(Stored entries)

☆ ☆ ☆ ☆ ☆

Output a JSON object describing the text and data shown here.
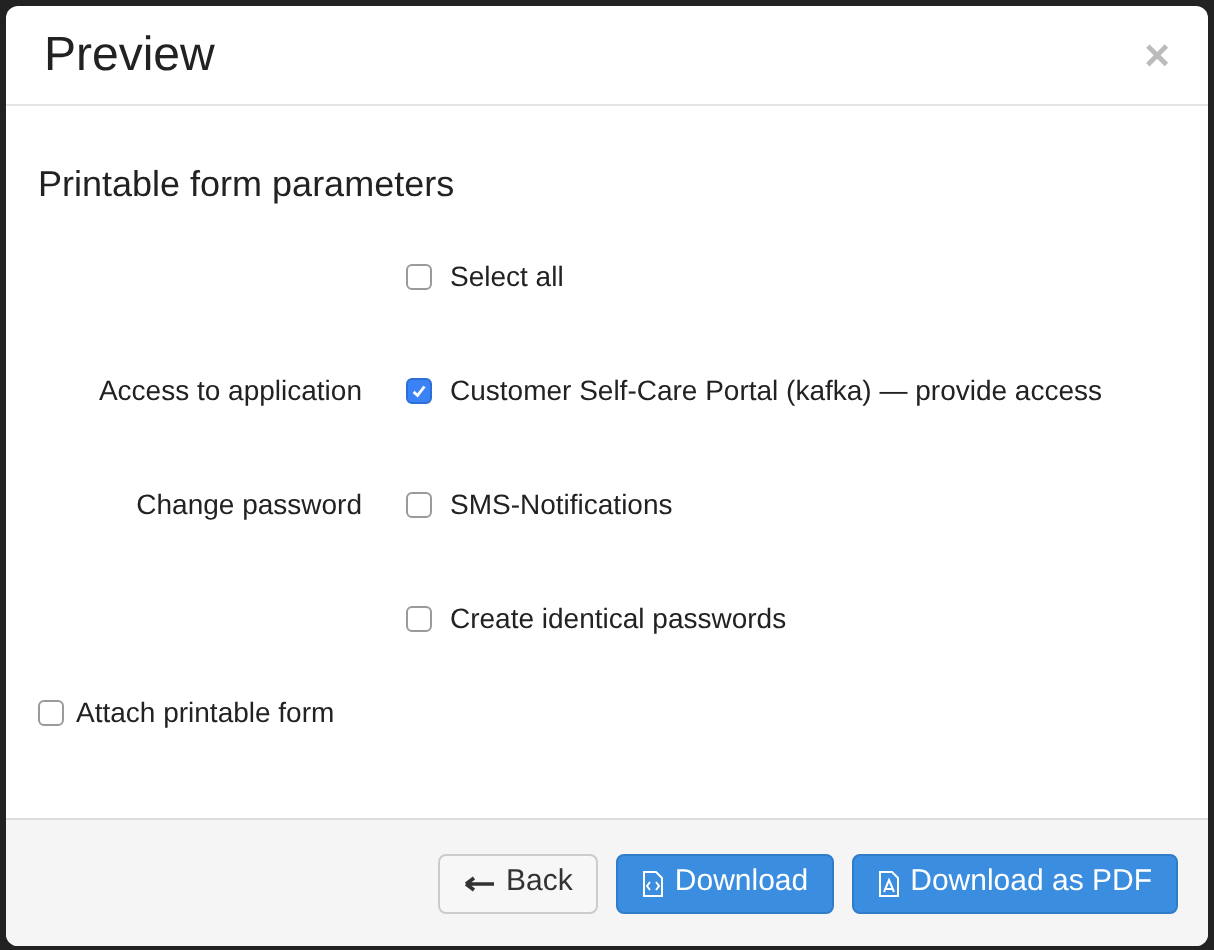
{
  "dialog": {
    "title": "Preview",
    "close": "×"
  },
  "section_title": "Printable form parameters",
  "rows": [
    {
      "label": "",
      "option": "Select all",
      "checked": false
    },
    {
      "label": "Access to application",
      "option": "Customer Self-Care Portal (kafka) — provide access",
      "checked": true
    },
    {
      "label": "Change password",
      "option": "SMS-Notifications",
      "checked": false
    },
    {
      "label": "",
      "option": "Create identical passwords",
      "checked": false
    }
  ],
  "attach": {
    "option": "Attach printable form",
    "checked": false
  },
  "buttons": [
    {
      "label": "Back",
      "kind": "back"
    },
    {
      "label": "Download",
      "kind": "download"
    },
    {
      "label": "Download as PDF",
      "kind": "pdf"
    }
  ]
}
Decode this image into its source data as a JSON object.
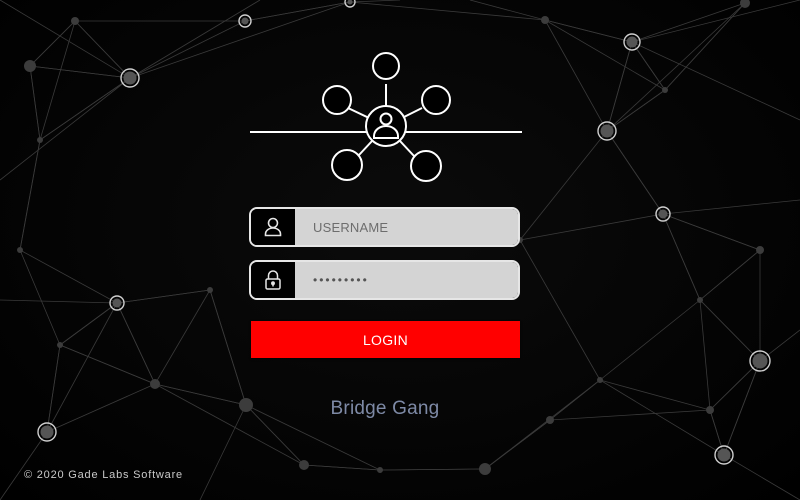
{
  "login": {
    "username_placeholder": "USERNAME",
    "password_value": "•••••••••",
    "login_label": "LOGIN"
  },
  "brand": {
    "name": "Bridge Gang",
    "copyright": "© 2020 Gade Labs Software"
  },
  "icons": {
    "logo": "network-user-icon",
    "username": "user-icon",
    "password": "padlock-icon"
  },
  "colors": {
    "background": "#000000",
    "login_button": "#ff0000",
    "brand_text": "#7e8aa6",
    "field_fill": "#d4d4d4"
  }
}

☆ ☆ ☆ ☆ ☆

Exercise → Leave out the pictures and transcribe the entries above exactly.

Result for this exercise →
Output a JSON object describing the text and data shown here.
{
  "dialog": {
    "title": "Preview",
    "close": "×"
  },
  "section_title": "Printable form parameters",
  "rows": [
    {
      "label": "",
      "option": "Select all",
      "checked": false
    },
    {
      "label": "Access to application",
      "option": "Customer Self-Care Portal (kafka) — provide access",
      "checked": true
    },
    {
      "label": "Change password",
      "option": "SMS-Notifications",
      "checked": false
    },
    {
      "label": "",
      "option": "Create identical passwords",
      "checked": false
    }
  ],
  "attach": {
    "option": "Attach printable form",
    "checked": false
  },
  "buttons": [
    {
      "label": "Back",
      "kind": "back"
    },
    {
      "label": "Download",
      "kind": "download"
    },
    {
      "label": "Download as PDF",
      "kind": "pdf"
    }
  ]
}
Decode this image into its source data as a JSON object.
{
  "login": {
    "username_placeholder": "USERNAME",
    "password_value": "•••••••••",
    "login_label": "LOGIN"
  },
  "brand": {
    "name": "Bridge Gang",
    "copyright": "© 2020 Gade Labs Software"
  },
  "icons": {
    "logo": "network-user-icon",
    "username": "user-icon",
    "password": "padlock-icon"
  },
  "colors": {
    "background": "#000000",
    "login_button": "#ff0000",
    "brand_text": "#7e8aa6",
    "field_fill": "#d4d4d4"
  }
}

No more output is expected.